▶ **EXERCISE DETAILS**
Leave out the pictures and restate the rest of the data exactly.

- - -

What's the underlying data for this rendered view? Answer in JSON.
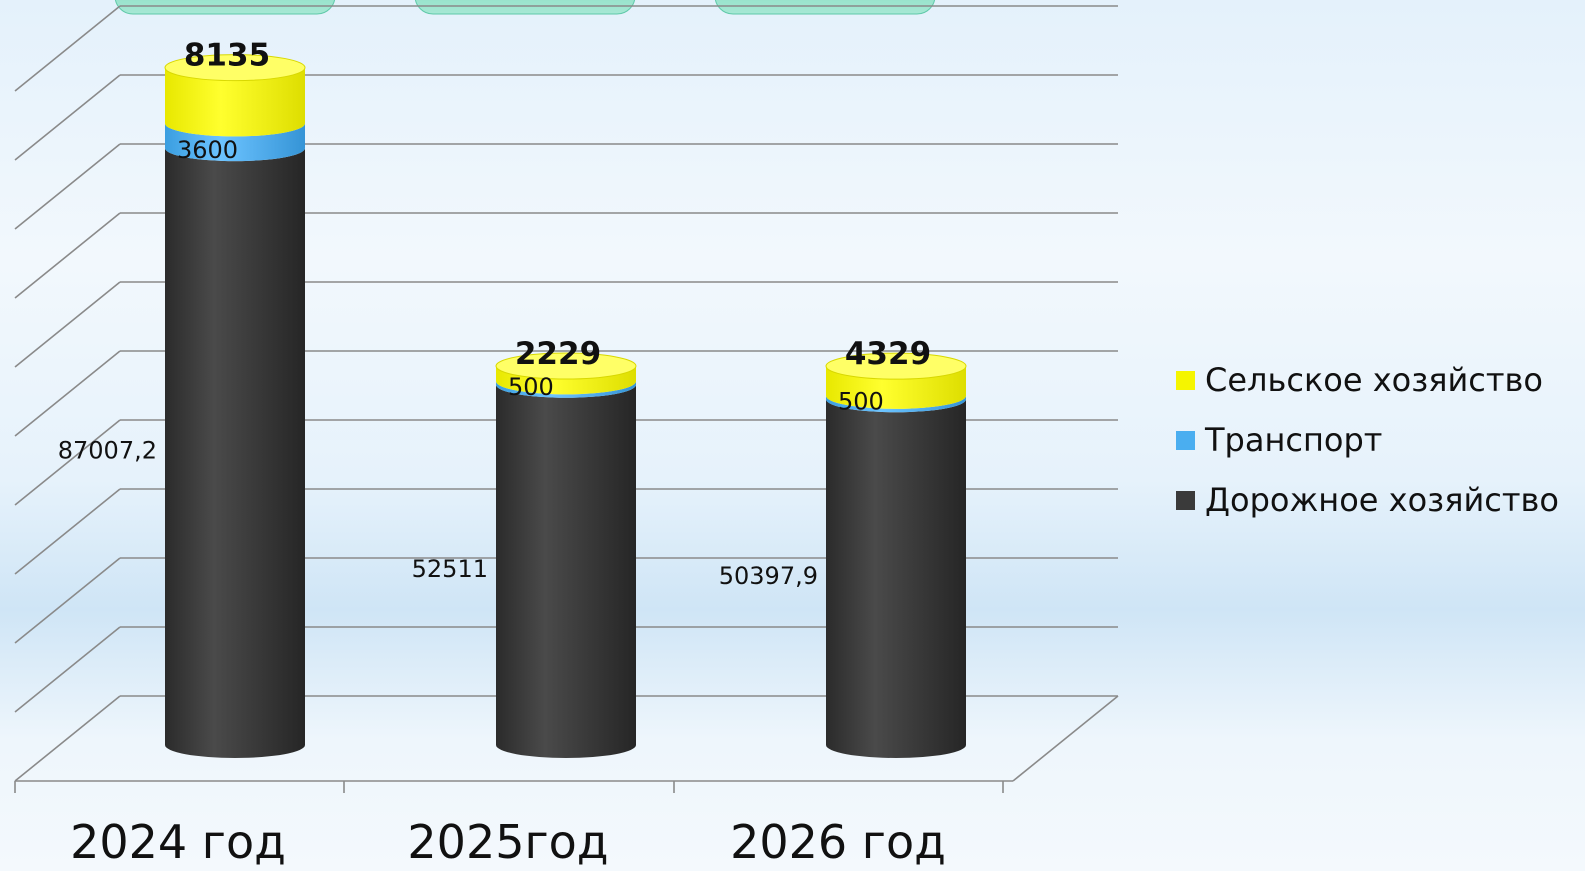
{
  "chart_data": {
    "type": "bar",
    "categories": [
      "2024 год",
      "2025год",
      "2026 год"
    ],
    "series": [
      {
        "name": "Дорожное хозяйство",
        "values": [
          87007.2,
          52511,
          50397.9
        ],
        "labels": [
          "87007,2",
          "52511",
          "50397,9"
        ],
        "color": "#3a3a3a"
      },
      {
        "name": "Транспорт",
        "values": [
          3600,
          500,
          500
        ],
        "labels": [
          "3600",
          "500",
          "500"
        ],
        "color": "#4aaef0"
      },
      {
        "name": "Сельское хозяйство",
        "values": [
          8135,
          2229,
          4329
        ],
        "labels": [
          "8135",
          "2229",
          "4329"
        ],
        "color": "#f5f500"
      }
    ],
    "stacked": true,
    "style": "3d-cylinder",
    "legend_position": "right",
    "grid": true
  }
}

- - -

▶ **COMPLETE ANSWER**
What's the underlying data for this rendered view? Answer in JSON.
{
  "chart_data": {
    "type": "bar",
    "categories": [
      "2024 год",
      "2025год",
      "2026 год"
    ],
    "series": [
      {
        "name": "Дорожное хозяйство",
        "values": [
          87007.2,
          52511,
          50397.9
        ],
        "labels": [
          "87007,2",
          "52511",
          "50397,9"
        ],
        "color": "#3a3a3a"
      },
      {
        "name": "Транспорт",
        "values": [
          3600,
          500,
          500
        ],
        "labels": [
          "3600",
          "500",
          "500"
        ],
        "color": "#4aaef0"
      },
      {
        "name": "Сельское хозяйство",
        "values": [
          8135,
          2229,
          4329
        ],
        "labels": [
          "8135",
          "2229",
          "4329"
        ],
        "color": "#f5f500"
      }
    ],
    "stacked": true,
    "style": "3d-cylinder",
    "legend_position": "right",
    "grid": true
  }
}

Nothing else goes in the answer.